## What to work on
Repeat the material verbatim and drop the pictures.

(Stored data entries)
=======
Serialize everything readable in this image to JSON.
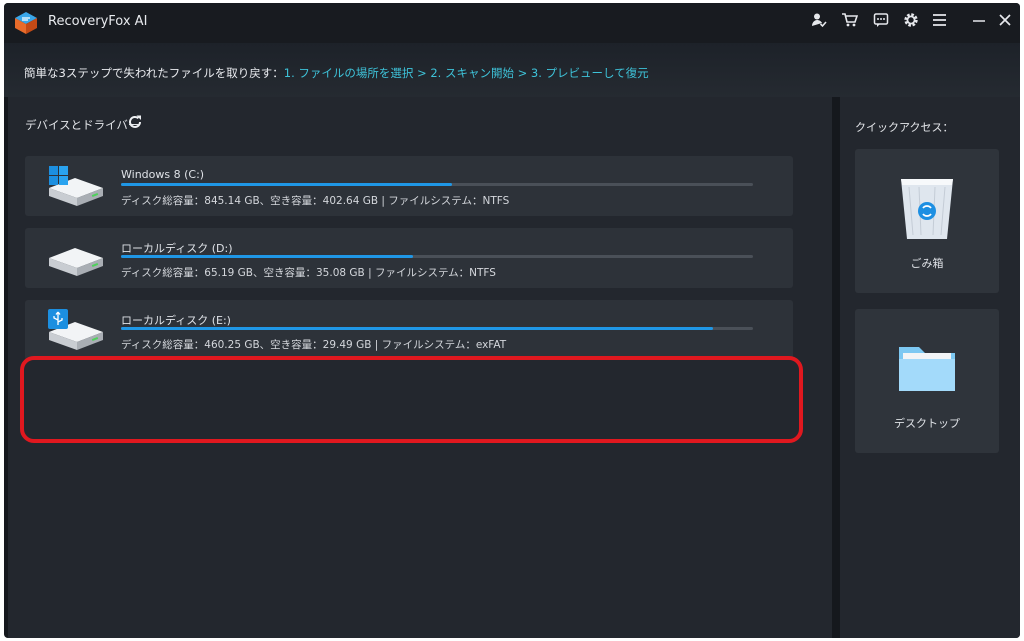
{
  "app": {
    "title": "RecoveryFox AI"
  },
  "titlebar": {
    "icons": [
      "account-icon",
      "cart-icon",
      "feedback-icon",
      "settings-icon",
      "menu-icon",
      "minimize-icon",
      "close-icon"
    ]
  },
  "banner": {
    "prefix": "簡単な3ステップで失われたファイルを取り戻す：",
    "steps": "1. ファイルの場所を選択 > 2. スキャン開始 > 3. プレビューして復元"
  },
  "devices": {
    "title": "デバイスとドライバー",
    "drives": [
      {
        "name": "Windows 8 (C:)",
        "info": "ディスク総容量：845.14 GB、空き容量：402.64 GB | ファイルシステム：NTFS",
        "used_fraction": 0.524,
        "icon": "windows-drive-icon"
      },
      {
        "name": "ローカルディスク (D:)",
        "info": "ディスク総容量：65.19 GB、空き容量：35.08 GB | ファイルシステム：NTFS",
        "used_fraction": 0.462,
        "icon": "hard-drive-icon"
      },
      {
        "name": "ローカルディスク (E:)",
        "info": "ディスク総容量：460.25 GB、空き容量：29.49 GB | ファイルシステム：exFAT",
        "used_fraction": 0.936,
        "icon": "usb-drive-icon"
      }
    ]
  },
  "quick_access": {
    "title": "クイックアクセス：",
    "items": [
      {
        "label": "ごみ箱",
        "icon": "recycle-bin-icon"
      },
      {
        "label": "デスクトップ",
        "icon": "folder-icon"
      }
    ]
  },
  "colors": {
    "accent": "#1f97e6",
    "steps_text": "#3ec3d9",
    "highlight": "#e0181f",
    "panel": "#23272e",
    "card": "#2d3239"
  }
}
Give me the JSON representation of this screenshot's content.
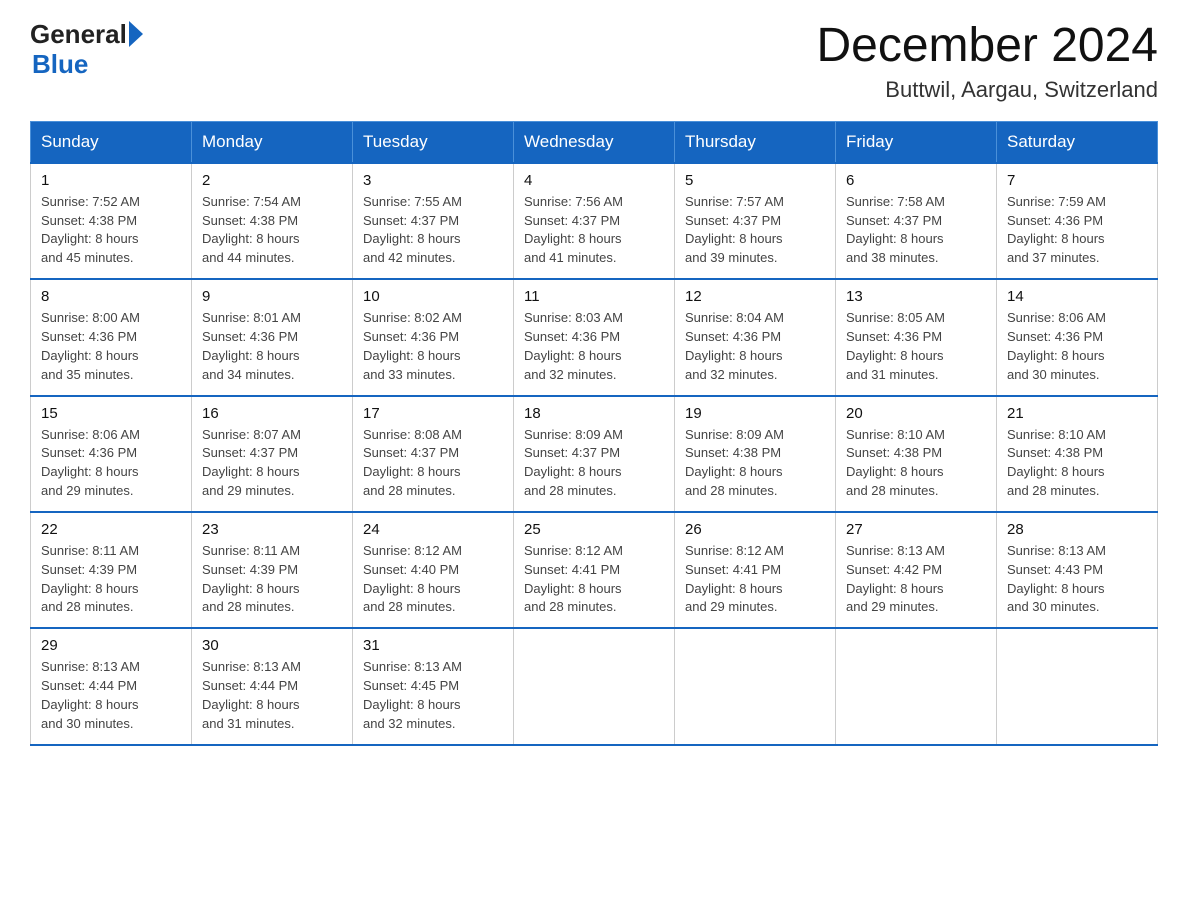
{
  "header": {
    "logo_general": "General",
    "logo_blue": "Blue",
    "month_title": "December 2024",
    "location": "Buttwil, Aargau, Switzerland"
  },
  "weekdays": [
    "Sunday",
    "Monday",
    "Tuesday",
    "Wednesday",
    "Thursday",
    "Friday",
    "Saturday"
  ],
  "weeks": [
    [
      {
        "day": "1",
        "sunrise": "7:52 AM",
        "sunset": "4:38 PM",
        "daylight": "8 hours and 45 minutes."
      },
      {
        "day": "2",
        "sunrise": "7:54 AM",
        "sunset": "4:38 PM",
        "daylight": "8 hours and 44 minutes."
      },
      {
        "day": "3",
        "sunrise": "7:55 AM",
        "sunset": "4:37 PM",
        "daylight": "8 hours and 42 minutes."
      },
      {
        "day": "4",
        "sunrise": "7:56 AM",
        "sunset": "4:37 PM",
        "daylight": "8 hours and 41 minutes."
      },
      {
        "day": "5",
        "sunrise": "7:57 AM",
        "sunset": "4:37 PM",
        "daylight": "8 hours and 39 minutes."
      },
      {
        "day": "6",
        "sunrise": "7:58 AM",
        "sunset": "4:37 PM",
        "daylight": "8 hours and 38 minutes."
      },
      {
        "day": "7",
        "sunrise": "7:59 AM",
        "sunset": "4:36 PM",
        "daylight": "8 hours and 37 minutes."
      }
    ],
    [
      {
        "day": "8",
        "sunrise": "8:00 AM",
        "sunset": "4:36 PM",
        "daylight": "8 hours and 35 minutes."
      },
      {
        "day": "9",
        "sunrise": "8:01 AM",
        "sunset": "4:36 PM",
        "daylight": "8 hours and 34 minutes."
      },
      {
        "day": "10",
        "sunrise": "8:02 AM",
        "sunset": "4:36 PM",
        "daylight": "8 hours and 33 minutes."
      },
      {
        "day": "11",
        "sunrise": "8:03 AM",
        "sunset": "4:36 PM",
        "daylight": "8 hours and 32 minutes."
      },
      {
        "day": "12",
        "sunrise": "8:04 AM",
        "sunset": "4:36 PM",
        "daylight": "8 hours and 32 minutes."
      },
      {
        "day": "13",
        "sunrise": "8:05 AM",
        "sunset": "4:36 PM",
        "daylight": "8 hours and 31 minutes."
      },
      {
        "day": "14",
        "sunrise": "8:06 AM",
        "sunset": "4:36 PM",
        "daylight": "8 hours and 30 minutes."
      }
    ],
    [
      {
        "day": "15",
        "sunrise": "8:06 AM",
        "sunset": "4:36 PM",
        "daylight": "8 hours and 29 minutes."
      },
      {
        "day": "16",
        "sunrise": "8:07 AM",
        "sunset": "4:37 PM",
        "daylight": "8 hours and 29 minutes."
      },
      {
        "day": "17",
        "sunrise": "8:08 AM",
        "sunset": "4:37 PM",
        "daylight": "8 hours and 28 minutes."
      },
      {
        "day": "18",
        "sunrise": "8:09 AM",
        "sunset": "4:37 PM",
        "daylight": "8 hours and 28 minutes."
      },
      {
        "day": "19",
        "sunrise": "8:09 AM",
        "sunset": "4:38 PM",
        "daylight": "8 hours and 28 minutes."
      },
      {
        "day": "20",
        "sunrise": "8:10 AM",
        "sunset": "4:38 PM",
        "daylight": "8 hours and 28 minutes."
      },
      {
        "day": "21",
        "sunrise": "8:10 AM",
        "sunset": "4:38 PM",
        "daylight": "8 hours and 28 minutes."
      }
    ],
    [
      {
        "day": "22",
        "sunrise": "8:11 AM",
        "sunset": "4:39 PM",
        "daylight": "8 hours and 28 minutes."
      },
      {
        "day": "23",
        "sunrise": "8:11 AM",
        "sunset": "4:39 PM",
        "daylight": "8 hours and 28 minutes."
      },
      {
        "day": "24",
        "sunrise": "8:12 AM",
        "sunset": "4:40 PM",
        "daylight": "8 hours and 28 minutes."
      },
      {
        "day": "25",
        "sunrise": "8:12 AM",
        "sunset": "4:41 PM",
        "daylight": "8 hours and 28 minutes."
      },
      {
        "day": "26",
        "sunrise": "8:12 AM",
        "sunset": "4:41 PM",
        "daylight": "8 hours and 29 minutes."
      },
      {
        "day": "27",
        "sunrise": "8:13 AM",
        "sunset": "4:42 PM",
        "daylight": "8 hours and 29 minutes."
      },
      {
        "day": "28",
        "sunrise": "8:13 AM",
        "sunset": "4:43 PM",
        "daylight": "8 hours and 30 minutes."
      }
    ],
    [
      {
        "day": "29",
        "sunrise": "8:13 AM",
        "sunset": "4:44 PM",
        "daylight": "8 hours and 30 minutes."
      },
      {
        "day": "30",
        "sunrise": "8:13 AM",
        "sunset": "4:44 PM",
        "daylight": "8 hours and 31 minutes."
      },
      {
        "day": "31",
        "sunrise": "8:13 AM",
        "sunset": "4:45 PM",
        "daylight": "8 hours and 32 minutes."
      },
      null,
      null,
      null,
      null
    ]
  ],
  "labels": {
    "sunrise": "Sunrise:",
    "sunset": "Sunset:",
    "daylight": "Daylight:"
  }
}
=======
## Solution
Serialize everything readable in this image to JSON.
{
  "app": {
    "title": "RecoveryFox AI"
  },
  "titlebar": {
    "icons": [
      "account-icon",
      "cart-icon",
      "feedback-icon",
      "settings-icon",
      "menu-icon",
      "minimize-icon",
      "close-icon"
    ]
  },
  "banner": {
    "prefix": "簡単な3ステップで失われたファイルを取り戻す：",
    "steps": "1. ファイルの場所を選択 > 2. スキャン開始 > 3. プレビューして復元"
  },
  "devices": {
    "title": "デバイスとドライバー",
    "drives": [
      {
        "name": "Windows 8 (C:)",
        "info": "ディスク総容量：845.14 GB、空き容量：402.64 GB | ファイルシステム：NTFS",
        "used_fraction": 0.524,
        "icon": "windows-drive-icon"
      },
      {
        "name": "ローカルディスク (D:)",
        "info": "ディスク総容量：65.19 GB、空き容量：35.08 GB | ファイルシステム：NTFS",
        "used_fraction": 0.462,
        "icon": "hard-drive-icon"
      },
      {
        "name": "ローカルディスク (E:)",
        "info": "ディスク総容量：460.25 GB、空き容量：29.49 GB | ファイルシステム：exFAT",
        "used_fraction": 0.936,
        "icon": "usb-drive-icon"
      }
    ]
  },
  "quick_access": {
    "title": "クイックアクセス：",
    "items": [
      {
        "label": "ごみ箱",
        "icon": "recycle-bin-icon"
      },
      {
        "label": "デスクトップ",
        "icon": "folder-icon"
      }
    ]
  },
  "colors": {
    "accent": "#1f97e6",
    "steps_text": "#3ec3d9",
    "highlight": "#e0181f",
    "panel": "#23272e",
    "card": "#2d3239"
  }
}
Give me the JSON representation of this screenshot's content.
{
  "header": {
    "logo_general": "General",
    "logo_blue": "Blue",
    "month_title": "December 2024",
    "location": "Buttwil, Aargau, Switzerland"
  },
  "weekdays": [
    "Sunday",
    "Monday",
    "Tuesday",
    "Wednesday",
    "Thursday",
    "Friday",
    "Saturday"
  ],
  "weeks": [
    [
      {
        "day": "1",
        "sunrise": "7:52 AM",
        "sunset": "4:38 PM",
        "daylight": "8 hours and 45 minutes."
      },
      {
        "day": "2",
        "sunrise": "7:54 AM",
        "sunset": "4:38 PM",
        "daylight": "8 hours and 44 minutes."
      },
      {
        "day": "3",
        "sunrise": "7:55 AM",
        "sunset": "4:37 PM",
        "daylight": "8 hours and 42 minutes."
      },
      {
        "day": "4",
        "sunrise": "7:56 AM",
        "sunset": "4:37 PM",
        "daylight": "8 hours and 41 minutes."
      },
      {
        "day": "5",
        "sunrise": "7:57 AM",
        "sunset": "4:37 PM",
        "daylight": "8 hours and 39 minutes."
      },
      {
        "day": "6",
        "sunrise": "7:58 AM",
        "sunset": "4:37 PM",
        "daylight": "8 hours and 38 minutes."
      },
      {
        "day": "7",
        "sunrise": "7:59 AM",
        "sunset": "4:36 PM",
        "daylight": "8 hours and 37 minutes."
      }
    ],
    [
      {
        "day": "8",
        "sunrise": "8:00 AM",
        "sunset": "4:36 PM",
        "daylight": "8 hours and 35 minutes."
      },
      {
        "day": "9",
        "sunrise": "8:01 AM",
        "sunset": "4:36 PM",
        "daylight": "8 hours and 34 minutes."
      },
      {
        "day": "10",
        "sunrise": "8:02 AM",
        "sunset": "4:36 PM",
        "daylight": "8 hours and 33 minutes."
      },
      {
        "day": "11",
        "sunrise": "8:03 AM",
        "sunset": "4:36 PM",
        "daylight": "8 hours and 32 minutes."
      },
      {
        "day": "12",
        "sunrise": "8:04 AM",
        "sunset": "4:36 PM",
        "daylight": "8 hours and 32 minutes."
      },
      {
        "day": "13",
        "sunrise": "8:05 AM",
        "sunset": "4:36 PM",
        "daylight": "8 hours and 31 minutes."
      },
      {
        "day": "14",
        "sunrise": "8:06 AM",
        "sunset": "4:36 PM",
        "daylight": "8 hours and 30 minutes."
      }
    ],
    [
      {
        "day": "15",
        "sunrise": "8:06 AM",
        "sunset": "4:36 PM",
        "daylight": "8 hours and 29 minutes."
      },
      {
        "day": "16",
        "sunrise": "8:07 AM",
        "sunset": "4:37 PM",
        "daylight": "8 hours and 29 minutes."
      },
      {
        "day": "17",
        "sunrise": "8:08 AM",
        "sunset": "4:37 PM",
        "daylight": "8 hours and 28 minutes."
      },
      {
        "day": "18",
        "sunrise": "8:09 AM",
        "sunset": "4:37 PM",
        "daylight": "8 hours and 28 minutes."
      },
      {
        "day": "19",
        "sunrise": "8:09 AM",
        "sunset": "4:38 PM",
        "daylight": "8 hours and 28 minutes."
      },
      {
        "day": "20",
        "sunrise": "8:10 AM",
        "sunset": "4:38 PM",
        "daylight": "8 hours and 28 minutes."
      },
      {
        "day": "21",
        "sunrise": "8:10 AM",
        "sunset": "4:38 PM",
        "daylight": "8 hours and 28 minutes."
      }
    ],
    [
      {
        "day": "22",
        "sunrise": "8:11 AM",
        "sunset": "4:39 PM",
        "daylight": "8 hours and 28 minutes."
      },
      {
        "day": "23",
        "sunrise": "8:11 AM",
        "sunset": "4:39 PM",
        "daylight": "8 hours and 28 minutes."
      },
      {
        "day": "24",
        "sunrise": "8:12 AM",
        "sunset": "4:40 PM",
        "daylight": "8 hours and 28 minutes."
      },
      {
        "day": "25",
        "sunrise": "8:12 AM",
        "sunset": "4:41 PM",
        "daylight": "8 hours and 28 minutes."
      },
      {
        "day": "26",
        "sunrise": "8:12 AM",
        "sunset": "4:41 PM",
        "daylight": "8 hours and 29 minutes."
      },
      {
        "day": "27",
        "sunrise": "8:13 AM",
        "sunset": "4:42 PM",
        "daylight": "8 hours and 29 minutes."
      },
      {
        "day": "28",
        "sunrise": "8:13 AM",
        "sunset": "4:43 PM",
        "daylight": "8 hours and 30 minutes."
      }
    ],
    [
      {
        "day": "29",
        "sunrise": "8:13 AM",
        "sunset": "4:44 PM",
        "daylight": "8 hours and 30 minutes."
      },
      {
        "day": "30",
        "sunrise": "8:13 AM",
        "sunset": "4:44 PM",
        "daylight": "8 hours and 31 minutes."
      },
      {
        "day": "31",
        "sunrise": "8:13 AM",
        "sunset": "4:45 PM",
        "daylight": "8 hours and 32 minutes."
      },
      null,
      null,
      null,
      null
    ]
  ],
  "labels": {
    "sunrise": "Sunrise:",
    "sunset": "Sunset:",
    "daylight": "Daylight:"
  }
}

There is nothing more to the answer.